- [SHORT PROBLEM] Return every one of the entries below line for line without changing anything, and leave the pictures out of your answer.

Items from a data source
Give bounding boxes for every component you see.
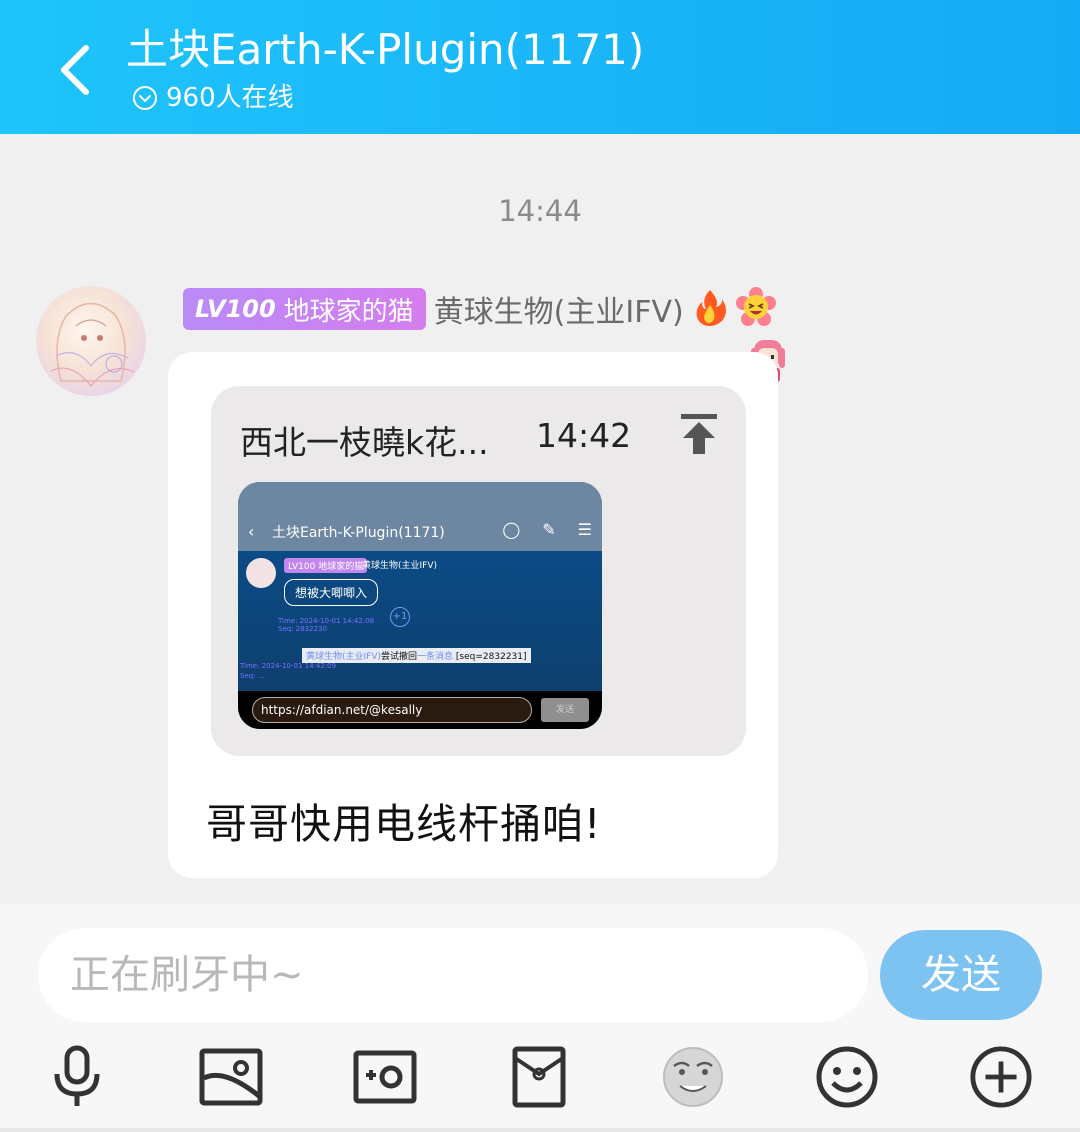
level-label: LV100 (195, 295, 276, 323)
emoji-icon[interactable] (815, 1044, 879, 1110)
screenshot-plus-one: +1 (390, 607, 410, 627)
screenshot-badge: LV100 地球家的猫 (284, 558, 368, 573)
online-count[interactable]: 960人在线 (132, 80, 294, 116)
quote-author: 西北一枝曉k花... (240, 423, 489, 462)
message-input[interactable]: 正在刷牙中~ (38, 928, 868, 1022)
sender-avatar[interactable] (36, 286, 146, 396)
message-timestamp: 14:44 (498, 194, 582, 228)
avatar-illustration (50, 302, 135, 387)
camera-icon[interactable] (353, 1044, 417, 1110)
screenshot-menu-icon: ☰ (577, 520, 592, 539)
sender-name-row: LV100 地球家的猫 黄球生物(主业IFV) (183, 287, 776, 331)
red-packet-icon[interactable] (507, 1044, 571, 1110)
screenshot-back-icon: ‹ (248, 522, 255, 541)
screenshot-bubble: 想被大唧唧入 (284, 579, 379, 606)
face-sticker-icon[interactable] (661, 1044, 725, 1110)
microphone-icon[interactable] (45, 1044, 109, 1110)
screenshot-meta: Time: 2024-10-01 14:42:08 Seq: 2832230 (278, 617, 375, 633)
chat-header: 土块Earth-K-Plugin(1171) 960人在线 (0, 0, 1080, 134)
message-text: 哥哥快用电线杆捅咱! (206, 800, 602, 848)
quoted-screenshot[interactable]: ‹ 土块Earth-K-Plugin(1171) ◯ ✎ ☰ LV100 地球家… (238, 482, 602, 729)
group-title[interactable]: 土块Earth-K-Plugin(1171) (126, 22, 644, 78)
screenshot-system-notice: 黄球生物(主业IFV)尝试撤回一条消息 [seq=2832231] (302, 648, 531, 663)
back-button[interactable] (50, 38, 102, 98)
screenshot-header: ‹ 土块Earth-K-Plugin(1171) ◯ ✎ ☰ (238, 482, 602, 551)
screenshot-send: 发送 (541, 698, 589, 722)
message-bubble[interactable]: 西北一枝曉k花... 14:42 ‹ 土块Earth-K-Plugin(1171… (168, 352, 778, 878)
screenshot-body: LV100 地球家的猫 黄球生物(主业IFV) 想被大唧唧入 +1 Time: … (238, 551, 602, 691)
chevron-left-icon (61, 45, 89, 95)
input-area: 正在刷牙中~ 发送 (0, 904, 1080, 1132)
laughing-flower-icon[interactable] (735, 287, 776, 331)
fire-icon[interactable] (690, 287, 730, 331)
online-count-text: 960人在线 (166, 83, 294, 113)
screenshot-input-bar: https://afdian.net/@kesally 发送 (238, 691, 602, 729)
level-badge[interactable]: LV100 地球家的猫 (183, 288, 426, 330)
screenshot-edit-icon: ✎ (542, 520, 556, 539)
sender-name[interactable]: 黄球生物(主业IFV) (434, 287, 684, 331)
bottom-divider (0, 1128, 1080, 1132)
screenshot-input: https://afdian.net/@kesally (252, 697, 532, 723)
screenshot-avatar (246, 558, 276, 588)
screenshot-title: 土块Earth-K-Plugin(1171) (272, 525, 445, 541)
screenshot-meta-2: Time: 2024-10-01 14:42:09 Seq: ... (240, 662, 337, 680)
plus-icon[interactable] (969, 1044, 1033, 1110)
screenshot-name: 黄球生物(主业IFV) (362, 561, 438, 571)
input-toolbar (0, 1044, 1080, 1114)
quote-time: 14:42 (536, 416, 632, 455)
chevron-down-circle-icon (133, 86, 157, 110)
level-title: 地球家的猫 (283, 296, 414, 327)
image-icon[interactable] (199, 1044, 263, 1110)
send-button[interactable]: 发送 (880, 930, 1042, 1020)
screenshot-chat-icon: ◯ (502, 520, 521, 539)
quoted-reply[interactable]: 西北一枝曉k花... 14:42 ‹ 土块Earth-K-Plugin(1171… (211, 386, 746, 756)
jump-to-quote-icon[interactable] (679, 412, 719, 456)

- [COMPLETED TASK]
Give bounding boxes for every component you see.
level-label: LV100 (195, 295, 276, 323)
emoji-icon[interactable] (815, 1044, 879, 1110)
screenshot-plus-one: +1 (390, 607, 410, 627)
screenshot-badge: LV100 地球家的猫 (284, 558, 368, 573)
online-count[interactable]: 960人在线 (132, 80, 294, 116)
quote-author: 西北一枝曉k花... (240, 423, 489, 462)
message-input[interactable]: 正在刷牙中~ (38, 928, 868, 1022)
sender-avatar[interactable] (36, 286, 146, 396)
message-timestamp: 14:44 (498, 194, 582, 228)
avatar-illustration (50, 302, 135, 387)
camera-icon[interactable] (353, 1044, 417, 1110)
screenshot-menu-icon: ☰ (577, 520, 592, 539)
sender-name-row: LV100 地球家的猫 黄球生物(主业IFV) (183, 287, 776, 331)
red-packet-icon[interactable] (507, 1044, 571, 1110)
screenshot-back-icon: ‹ (248, 522, 255, 541)
screenshot-bubble: 想被大唧唧入 (284, 579, 379, 606)
face-sticker-icon[interactable] (661, 1044, 725, 1110)
microphone-icon[interactable] (45, 1044, 109, 1110)
screenshot-meta: Time: 2024-10-01 14:42:08 Seq: 2832230 (278, 617, 375, 633)
chat-header: 土块Earth-K-Plugin(1171) 960人在线 (0, 0, 1080, 134)
message-text: 哥哥快用电线杆捅咱! (206, 800, 602, 848)
quoted-screenshot[interactable]: ‹ 土块Earth-K-Plugin(1171) ◯ ✎ ☰ LV100 地球家… (238, 482, 602, 729)
group-title[interactable]: 土块Earth-K-Plugin(1171) (126, 22, 644, 78)
screenshot-system-notice: 黄球生物(主业IFV)尝试撤回一条消息 [seq=2832231] (302, 648, 531, 663)
back-button[interactable] (50, 38, 102, 98)
screenshot-header: ‹ 土块Earth-K-Plugin(1171) ◯ ✎ ☰ (238, 482, 602, 551)
screenshot-send: 发送 (541, 698, 589, 722)
message-bubble[interactable]: 西北一枝曉k花... 14:42 ‹ 土块Earth-K-Plugin(1171… (168, 352, 778, 878)
screenshot-body: LV100 地球家的猫 黄球生物(主业IFV) 想被大唧唧入 +1 Time: … (238, 551, 602, 691)
chevron-left-icon (61, 45, 89, 95)
input-area: 正在刷牙中~ 发送 (0, 904, 1080, 1132)
laughing-flower-icon[interactable] (735, 287, 776, 331)
fire-icon[interactable] (690, 287, 730, 331)
online-count-text: 960人在线 (166, 83, 294, 113)
screenshot-input-bar: https://afdian.net/@kesally 发送 (238, 691, 602, 729)
level-badge[interactable]: LV100 地球家的猫 (183, 288, 426, 330)
screenshot-edit-icon: ✎ (542, 520, 556, 539)
sender-name[interactable]: 黄球生物(主业IFV) (434, 287, 684, 331)
bottom-divider (0, 1128, 1080, 1132)
screenshot-input: https://afdian.net/@kesally (252, 697, 532, 723)
screenshot-avatar (246, 558, 276, 588)
screenshot-title: 土块Earth-K-Plugin(1171) (272, 525, 445, 541)
screenshot-meta-2: Time: 2024-10-01 14:42:09 Seq: ... (240, 662, 337, 680)
plus-icon[interactable] (969, 1044, 1033, 1110)
screenshot-name: 黄球生物(主业IFV) (362, 561, 438, 571)
input-toolbar (0, 1044, 1080, 1114)
quote-time: 14:42 (536, 416, 632, 455)
chevron-down-circle-icon (133, 86, 157, 110)
level-title: 地球家的猫 (283, 296, 414, 327)
image-icon[interactable] (199, 1044, 263, 1110)
send-button[interactable]: 发送 (880, 930, 1042, 1020)
screenshot-chat-icon: ◯ (502, 520, 521, 539)
quoted-reply[interactable]: 西北一枝曉k花... 14:42 ‹ 土块Earth-K-Plugin(1171… (211, 386, 746, 756)
jump-to-quote-icon[interactable] (679, 412, 719, 456)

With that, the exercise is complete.